Collection entries

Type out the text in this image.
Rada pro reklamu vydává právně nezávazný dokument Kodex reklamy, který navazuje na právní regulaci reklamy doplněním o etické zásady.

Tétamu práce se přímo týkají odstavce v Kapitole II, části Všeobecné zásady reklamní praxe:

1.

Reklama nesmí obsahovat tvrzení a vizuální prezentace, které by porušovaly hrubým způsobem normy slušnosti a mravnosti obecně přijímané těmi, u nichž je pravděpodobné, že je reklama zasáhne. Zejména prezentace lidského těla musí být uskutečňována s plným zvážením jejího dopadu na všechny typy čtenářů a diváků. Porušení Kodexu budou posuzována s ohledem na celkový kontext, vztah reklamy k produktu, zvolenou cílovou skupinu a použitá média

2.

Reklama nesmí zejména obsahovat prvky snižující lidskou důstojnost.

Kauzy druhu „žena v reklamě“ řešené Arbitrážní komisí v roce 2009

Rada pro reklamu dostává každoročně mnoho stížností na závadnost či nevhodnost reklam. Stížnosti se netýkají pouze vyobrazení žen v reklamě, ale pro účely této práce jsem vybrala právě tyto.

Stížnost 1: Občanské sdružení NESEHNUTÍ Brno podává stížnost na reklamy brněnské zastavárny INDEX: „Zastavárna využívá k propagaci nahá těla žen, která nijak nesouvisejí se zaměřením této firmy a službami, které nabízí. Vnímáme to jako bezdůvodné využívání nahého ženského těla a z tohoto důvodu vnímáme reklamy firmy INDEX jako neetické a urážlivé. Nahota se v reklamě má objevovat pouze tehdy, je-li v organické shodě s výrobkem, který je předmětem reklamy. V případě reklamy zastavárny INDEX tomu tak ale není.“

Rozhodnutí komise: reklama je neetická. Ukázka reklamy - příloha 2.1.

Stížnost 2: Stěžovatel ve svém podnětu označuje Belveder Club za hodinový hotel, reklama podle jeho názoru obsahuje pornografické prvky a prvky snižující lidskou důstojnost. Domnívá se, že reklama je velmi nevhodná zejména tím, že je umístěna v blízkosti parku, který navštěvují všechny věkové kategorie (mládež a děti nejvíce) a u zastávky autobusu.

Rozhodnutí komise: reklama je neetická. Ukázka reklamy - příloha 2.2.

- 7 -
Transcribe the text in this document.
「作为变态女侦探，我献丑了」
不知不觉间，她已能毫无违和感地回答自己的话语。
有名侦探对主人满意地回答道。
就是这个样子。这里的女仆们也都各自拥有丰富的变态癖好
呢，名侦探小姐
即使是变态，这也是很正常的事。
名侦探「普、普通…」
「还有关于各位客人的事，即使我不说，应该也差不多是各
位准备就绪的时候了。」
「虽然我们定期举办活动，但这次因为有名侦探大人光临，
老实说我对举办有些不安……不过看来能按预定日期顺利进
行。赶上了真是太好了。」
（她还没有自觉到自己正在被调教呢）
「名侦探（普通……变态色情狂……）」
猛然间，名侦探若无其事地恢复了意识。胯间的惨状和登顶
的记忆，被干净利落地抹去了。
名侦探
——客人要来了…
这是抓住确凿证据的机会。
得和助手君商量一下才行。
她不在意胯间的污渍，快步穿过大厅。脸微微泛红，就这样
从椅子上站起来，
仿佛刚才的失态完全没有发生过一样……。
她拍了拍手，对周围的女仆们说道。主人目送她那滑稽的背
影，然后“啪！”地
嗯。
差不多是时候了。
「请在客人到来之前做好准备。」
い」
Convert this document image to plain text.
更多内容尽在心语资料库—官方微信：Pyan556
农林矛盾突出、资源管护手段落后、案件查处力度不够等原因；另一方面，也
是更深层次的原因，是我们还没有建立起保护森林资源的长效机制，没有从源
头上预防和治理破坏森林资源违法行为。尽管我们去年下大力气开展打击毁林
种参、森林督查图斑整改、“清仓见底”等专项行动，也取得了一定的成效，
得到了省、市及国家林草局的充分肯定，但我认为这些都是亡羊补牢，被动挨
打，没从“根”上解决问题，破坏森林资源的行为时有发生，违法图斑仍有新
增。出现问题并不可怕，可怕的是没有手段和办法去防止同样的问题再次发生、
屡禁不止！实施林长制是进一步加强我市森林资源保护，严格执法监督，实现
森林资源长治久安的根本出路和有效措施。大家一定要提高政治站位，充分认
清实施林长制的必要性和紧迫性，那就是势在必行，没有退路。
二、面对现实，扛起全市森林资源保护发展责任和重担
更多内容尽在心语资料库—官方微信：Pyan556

YOUR OBJECTIVE:
Return each line that includes "všechny".

ANSWER BELOW:
Reklama nesmí obsahovat tvrzení a vizuální prezentace, které by porušovaly hrubým způsobem normy slušnosti a mravnosti obecně přijímané těmi, u nichž je pravděpodobné, že je reklama zasáhne. Zejména prezentace lidského těla musí být uskutečňována s plným zvážením jejího dopadu na všechny typy čtenářů a diváků. Porušení Kodexu budou posuzována s ohledem na celkový kontext, vztah reklamy k produktu, zvolenou cílovou skupinu a použitá média
Stížnost 2: Stěžovatel ve svém podnětu označuje Belveder Club za hodinový hotel, reklama podle jeho názoru obsahuje pornografické prvky a prvky snižující lidskou důstojnost. Domnívá se, že reklama je velmi nevhodná zejména tím, že je umístěna v blízkosti parku, který navštěvují všechny věkové kategorie (mládež a děti nejvíce) a u zastávky autobusu.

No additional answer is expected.